SHORT PROBLEM - Copy out the data below as written; omit any images.

---------------

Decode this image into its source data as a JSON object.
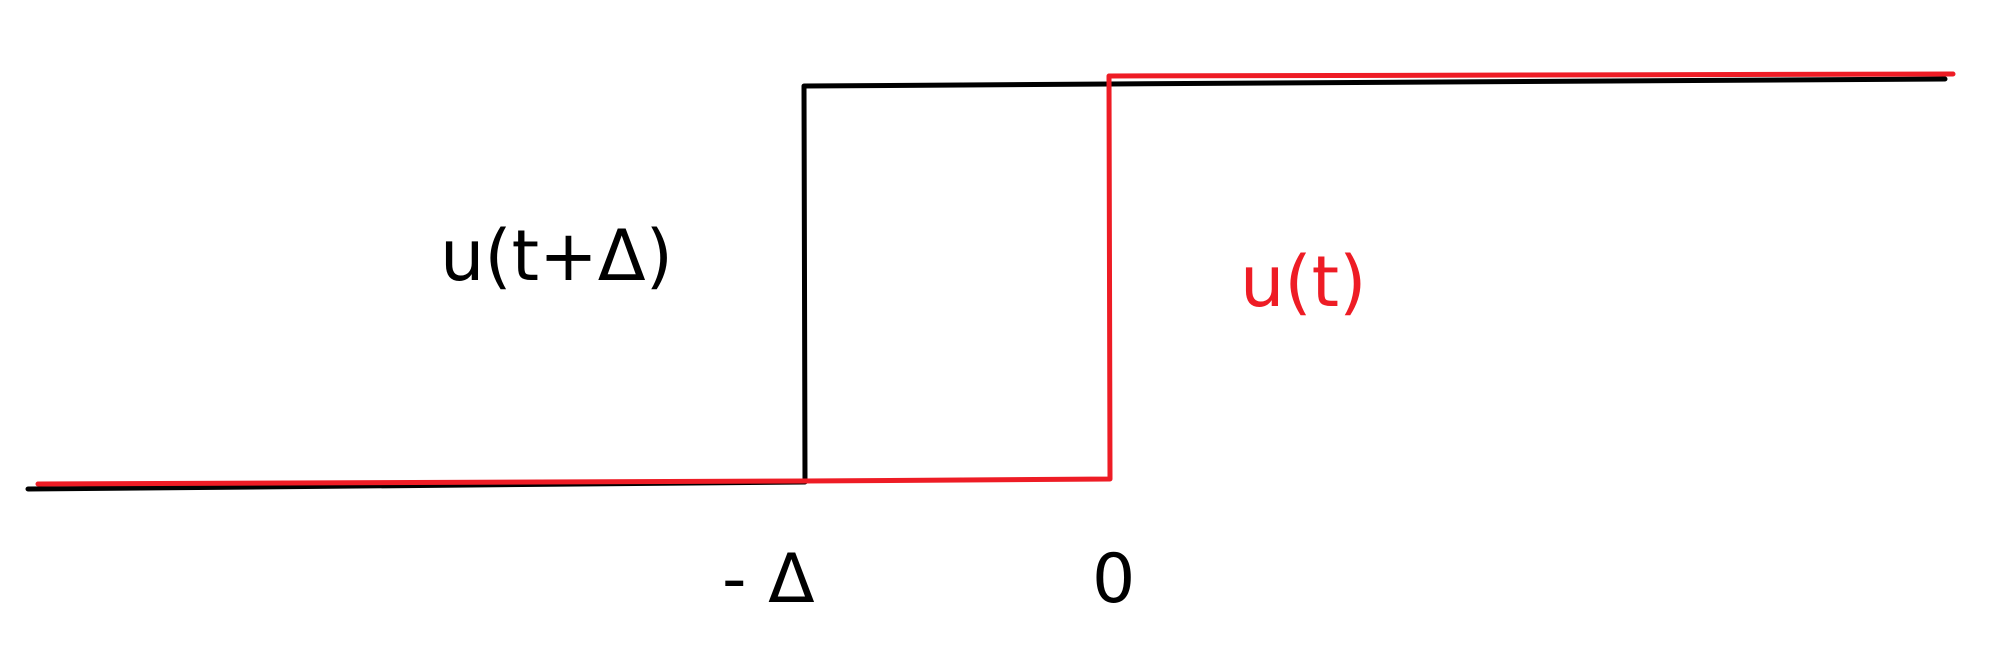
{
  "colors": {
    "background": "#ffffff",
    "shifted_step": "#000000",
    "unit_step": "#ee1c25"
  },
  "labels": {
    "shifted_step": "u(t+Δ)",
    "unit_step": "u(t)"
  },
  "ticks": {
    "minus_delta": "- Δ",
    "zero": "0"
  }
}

---------------

TASK ANSWER -
Decode this image into its source data as a JSON object.
{
  "colors": {
    "background": "#ffffff",
    "shifted_step": "#000000",
    "unit_step": "#ee1c25"
  },
  "labels": {
    "shifted_step": "u(t+Δ)",
    "unit_step": "u(t)"
  },
  "ticks": {
    "minus_delta": "- Δ",
    "zero": "0"
  }
}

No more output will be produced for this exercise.